### DATASET EXTRACT
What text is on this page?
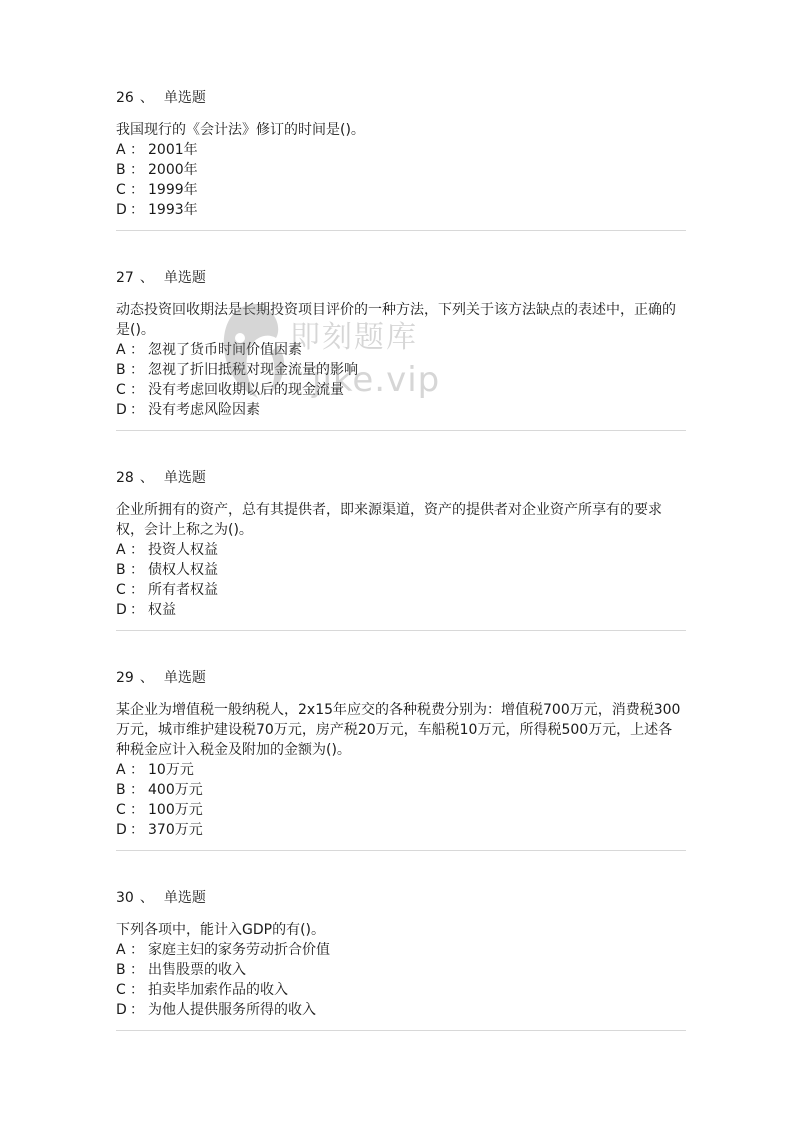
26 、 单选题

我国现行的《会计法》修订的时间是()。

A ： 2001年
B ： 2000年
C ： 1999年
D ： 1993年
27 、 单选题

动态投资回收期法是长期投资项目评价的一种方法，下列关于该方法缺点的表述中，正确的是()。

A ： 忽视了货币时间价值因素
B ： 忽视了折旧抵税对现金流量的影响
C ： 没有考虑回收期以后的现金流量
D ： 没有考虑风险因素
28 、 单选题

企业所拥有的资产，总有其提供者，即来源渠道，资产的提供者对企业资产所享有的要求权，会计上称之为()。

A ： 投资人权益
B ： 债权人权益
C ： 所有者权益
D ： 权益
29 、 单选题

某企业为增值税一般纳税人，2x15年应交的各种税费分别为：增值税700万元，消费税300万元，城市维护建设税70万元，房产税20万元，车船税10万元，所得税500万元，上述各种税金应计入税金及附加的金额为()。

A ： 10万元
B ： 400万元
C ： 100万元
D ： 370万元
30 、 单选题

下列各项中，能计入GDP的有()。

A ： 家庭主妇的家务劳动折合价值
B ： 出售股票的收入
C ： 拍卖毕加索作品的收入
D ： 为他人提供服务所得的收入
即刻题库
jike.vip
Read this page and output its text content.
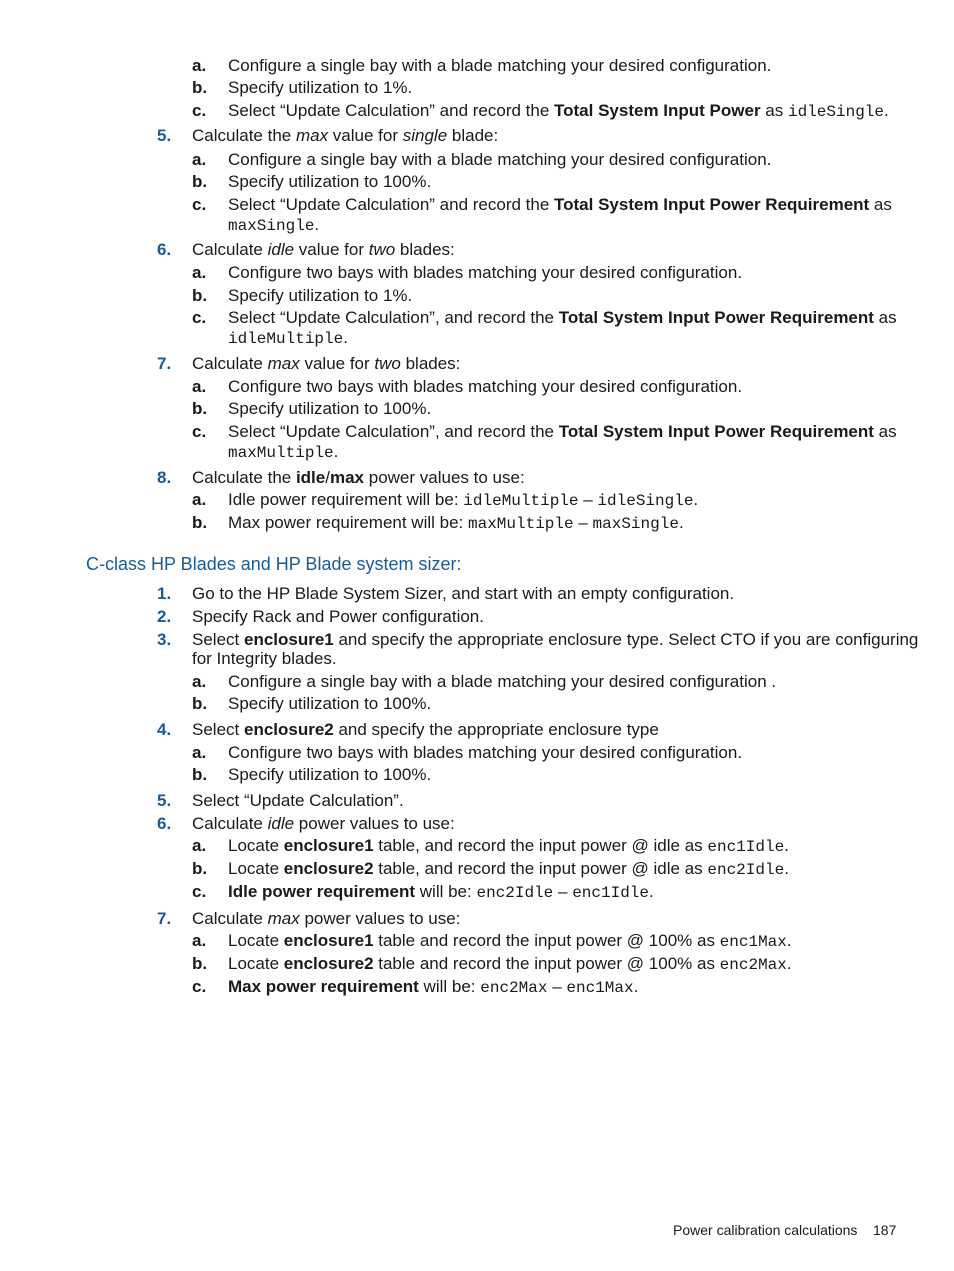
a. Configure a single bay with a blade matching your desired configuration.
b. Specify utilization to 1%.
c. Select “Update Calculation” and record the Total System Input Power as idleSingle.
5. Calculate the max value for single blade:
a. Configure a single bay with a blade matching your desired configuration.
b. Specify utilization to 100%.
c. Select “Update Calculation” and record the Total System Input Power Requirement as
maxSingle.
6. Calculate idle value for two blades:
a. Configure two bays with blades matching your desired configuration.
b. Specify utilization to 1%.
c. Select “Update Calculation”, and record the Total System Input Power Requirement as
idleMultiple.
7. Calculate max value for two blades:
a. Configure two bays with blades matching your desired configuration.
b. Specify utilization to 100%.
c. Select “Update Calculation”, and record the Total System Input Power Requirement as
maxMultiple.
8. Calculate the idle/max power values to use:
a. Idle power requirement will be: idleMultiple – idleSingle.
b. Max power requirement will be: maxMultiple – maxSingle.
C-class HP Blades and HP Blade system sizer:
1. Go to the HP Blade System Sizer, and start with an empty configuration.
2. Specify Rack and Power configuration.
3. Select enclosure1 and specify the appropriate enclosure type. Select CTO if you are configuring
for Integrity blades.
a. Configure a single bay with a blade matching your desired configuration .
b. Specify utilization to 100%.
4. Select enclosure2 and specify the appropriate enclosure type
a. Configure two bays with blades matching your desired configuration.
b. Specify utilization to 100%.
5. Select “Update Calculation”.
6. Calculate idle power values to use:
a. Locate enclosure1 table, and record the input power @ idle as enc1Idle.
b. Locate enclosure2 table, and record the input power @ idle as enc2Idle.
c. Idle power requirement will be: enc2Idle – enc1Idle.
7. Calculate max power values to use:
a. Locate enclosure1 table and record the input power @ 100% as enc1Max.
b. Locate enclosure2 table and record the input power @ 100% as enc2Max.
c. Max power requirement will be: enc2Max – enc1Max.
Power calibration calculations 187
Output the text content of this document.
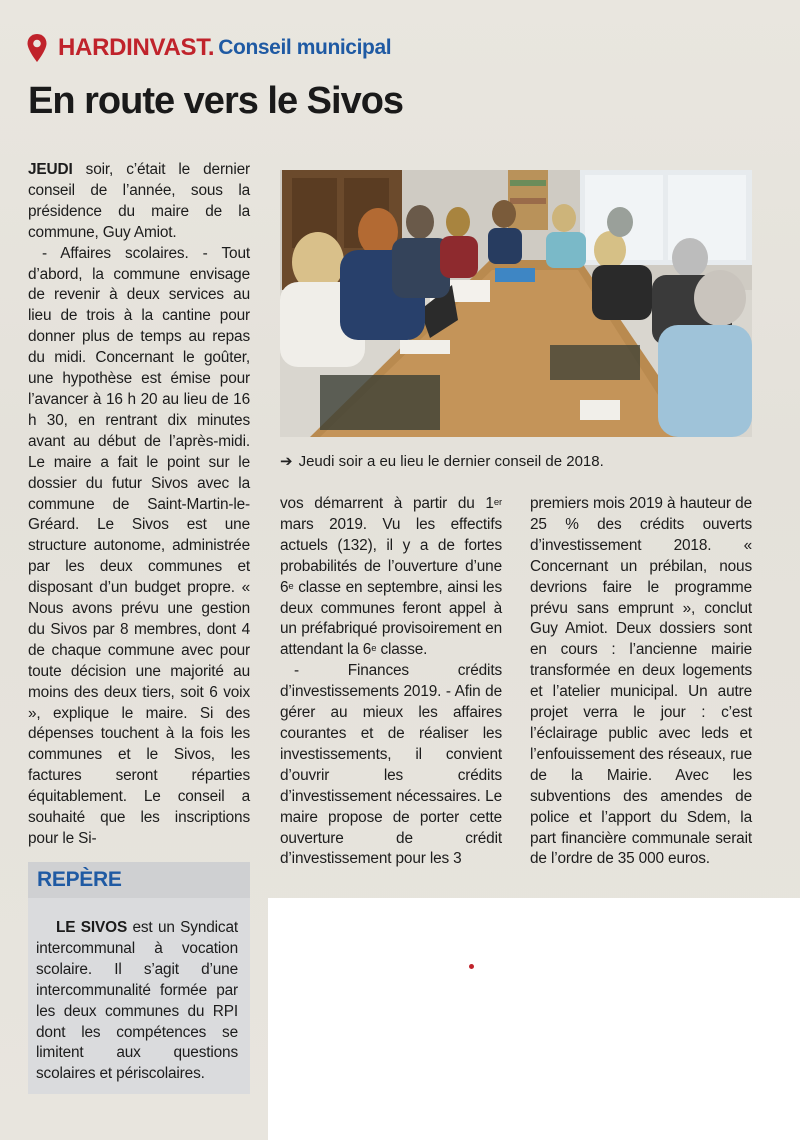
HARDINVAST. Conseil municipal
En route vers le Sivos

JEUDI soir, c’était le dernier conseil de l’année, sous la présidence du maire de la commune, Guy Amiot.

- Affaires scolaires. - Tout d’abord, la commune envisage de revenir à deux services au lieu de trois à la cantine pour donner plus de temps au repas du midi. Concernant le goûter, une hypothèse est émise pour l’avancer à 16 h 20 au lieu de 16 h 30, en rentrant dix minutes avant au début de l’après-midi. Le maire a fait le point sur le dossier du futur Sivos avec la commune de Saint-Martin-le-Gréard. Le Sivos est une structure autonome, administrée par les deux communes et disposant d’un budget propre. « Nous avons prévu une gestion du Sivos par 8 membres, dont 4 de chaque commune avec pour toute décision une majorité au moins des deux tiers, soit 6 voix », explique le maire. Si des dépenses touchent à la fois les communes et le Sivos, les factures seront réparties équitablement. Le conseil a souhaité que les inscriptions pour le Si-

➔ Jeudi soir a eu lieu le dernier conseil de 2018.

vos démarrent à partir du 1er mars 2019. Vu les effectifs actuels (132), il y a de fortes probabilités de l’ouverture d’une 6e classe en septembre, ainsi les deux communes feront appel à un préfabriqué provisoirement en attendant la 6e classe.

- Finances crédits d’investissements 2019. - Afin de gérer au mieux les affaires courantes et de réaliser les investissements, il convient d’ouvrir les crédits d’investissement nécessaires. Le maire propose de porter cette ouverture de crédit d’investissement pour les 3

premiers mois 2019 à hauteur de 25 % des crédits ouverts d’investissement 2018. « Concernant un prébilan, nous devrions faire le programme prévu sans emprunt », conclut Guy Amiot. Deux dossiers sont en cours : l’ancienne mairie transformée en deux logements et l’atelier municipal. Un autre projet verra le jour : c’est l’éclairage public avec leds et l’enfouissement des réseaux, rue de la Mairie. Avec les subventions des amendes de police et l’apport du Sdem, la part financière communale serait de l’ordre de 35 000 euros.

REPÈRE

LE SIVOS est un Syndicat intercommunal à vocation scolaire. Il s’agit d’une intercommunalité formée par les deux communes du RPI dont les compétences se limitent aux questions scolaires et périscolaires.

### WHAT TO PRODUCE
Omit the pictures, then quote the rest of the material above exactly.

### FINAL RESULT
What text is on this page?
26 、 单选题

我国现行的《会计法》修订的时间是()。

A ： 2001年
B ： 2000年
C ： 1999年
D ： 1993年
27 、 单选题

动态投资回收期法是长期投资项目评价的一种方法，下列关于该方法缺点的表述中，正确的是()。

A ： 忽视了货币时间价值因素
B ： 忽视了折旧抵税对现金流量的影响
C ： 没有考虑回收期以后的现金流量
D ： 没有考虑风险因素
28 、 单选题

企业所拥有的资产，总有其提供者，即来源渠道，资产的提供者对企业资产所享有的要求权，会计上称之为()。

A ： 投资人权益
B ： 债权人权益
C ： 所有者权益
D ： 权益
29 、 单选题

某企业为增值税一般纳税人，2x15年应交的各种税费分别为：增值税700万元，消费税300万元，城市维护建设税70万元，房产税20万元，车船税10万元，所得税500万元，上述各种税金应计入税金及附加的金额为()。

A ： 10万元
B ： 400万元
C ： 100万元
D ： 370万元
30 、 单选题

下列各项中，能计入GDP的有()。

A ： 家庭主妇的家务劳动折合价值
B ： 出售股票的收入
C ： 拍卖毕加索作品的收入
D ： 为他人提供服务所得的收入
即刻题库
jike.vip
Read this page and output its text content.
a. Configure a single bay with a blade matching your desired configuration.
b. Specify utilization to 1%.
c. Select “Update Calculation” and record the Total System Input Power as idleSingle.
5. Calculate the max value for single blade:
a. Configure a single bay with a blade matching your desired configuration.
b. Specify utilization to 100%.
c. Select “Update Calculation” and record the Total System Input Power Requirement as
maxSingle.
6. Calculate idle value for two blades:
a. Configure two bays with blades matching your desired configuration.
b. Specify utilization to 1%.
c. Select “Update Calculation”, and record the Total System Input Power Requirement as
idleMultiple.
7. Calculate max value for two blades:
a. Configure two bays with blades matching your desired configuration.
b. Specify utilization to 100%.
c. Select “Update Calculation”, and record the Total System Input Power Requirement as
maxMultiple.
8. Calculate the idle/max power values to use:
a. Idle power requirement will be: idleMultiple – idleSingle.
b. Max power requirement will be: maxMultiple – maxSingle.
C-class HP Blades and HP Blade system sizer:
1. Go to the HP Blade System Sizer, and start with an empty configuration.
2. Specify Rack and Power configuration.
3. Select enclosure1 and specify the appropriate enclosure type. Select CTO if you are configuring
for Integrity blades.
a. Configure a single bay with a blade matching your desired configuration .
b. Specify utilization to 100%.
4. Select enclosure2 and specify the appropriate enclosure type
a. Configure two bays with blades matching your desired configuration.
b. Specify utilization to 100%.
5. Select “Update Calculation”.
6. Calculate idle power values to use:
a. Locate enclosure1 table, and record the input power @ idle as enc1Idle.
b. Locate enclosure2 table, and record the input power @ idle as enc2Idle.
c. Idle power requirement will be: enc2Idle – enc1Idle.
7. Calculate max power values to use:
a. Locate enclosure1 table and record the input power @ 100% as enc1Max.
b. Locate enclosure2 table and record the input power @ 100% as enc2Max.
c. Max power requirement will be: enc2Max – enc1Max.
Power calibration calculations 187
Output the text content of this document.
HARDINVAST. Conseil municipal
En route vers le Sivos

JEUDI soir, c’était le dernier conseil de l’année, sous la présidence du maire de la commune, Guy Amiot.

- Affaires scolaires. - Tout d’abord, la commune envisage de revenir à deux services au lieu de trois à la cantine pour donner plus de temps au repas du midi. Concernant le goûter, une hypothèse est émise pour l’avancer à 16 h 20 au lieu de 16 h 30, en rentrant dix minutes avant au début de l’après-midi. Le maire a fait le point sur le dossier du futur Sivos avec la commune de Saint-Martin-le-Gréard. Le Sivos est une structure autonome, administrée par les deux communes et disposant d’un budget propre. « Nous avons prévu une gestion du Sivos par 8 membres, dont 4 de chaque commune avec pour toute décision une majorité au moins des deux tiers, soit 6 voix », explique le maire. Si des dépenses touchent à la fois les communes et le Sivos, les factures seront réparties équitablement. Le conseil a souhaité que les inscriptions pour le Si-

➔ Jeudi soir a eu lieu le dernier conseil de 2018.

vos démarrent à partir du 1er mars 2019. Vu les effectifs actuels (132), il y a de fortes probabilités de l’ouverture d’une 6e classe en septembre, ainsi les deux communes feront appel à un préfabriqué provisoirement en attendant la 6e classe.

- Finances crédits d’investissements 2019. - Afin de gérer au mieux les affaires courantes et de réaliser les investissements, il convient d’ouvrir les crédits d’investissement nécessaires. Le maire propose de porter cette ouverture de crédit d’investissement pour les 3

premiers mois 2019 à hauteur de 25 % des crédits ouverts d’investissement 2018. « Concernant un prébilan, nous devrions faire le programme prévu sans emprunt », conclut Guy Amiot. Deux dossiers sont en cours : l’ancienne mairie transformée en deux logements et l’atelier municipal. Un autre projet verra le jour : c’est l’éclairage public avec leds et l’enfouissement des réseaux, rue de la Mairie. Avec les subventions des amendes de police et l’apport du Sdem, la part financière communale serait de l’ordre de 35 000 euros.

REPÈRE

LE SIVOS est un Syndicat intercommunal à vocation scolaire. Il s’agit d’une intercommunalité formée par les deux communes du RPI dont les compétences se limitent aux questions scolaires et périscolaires.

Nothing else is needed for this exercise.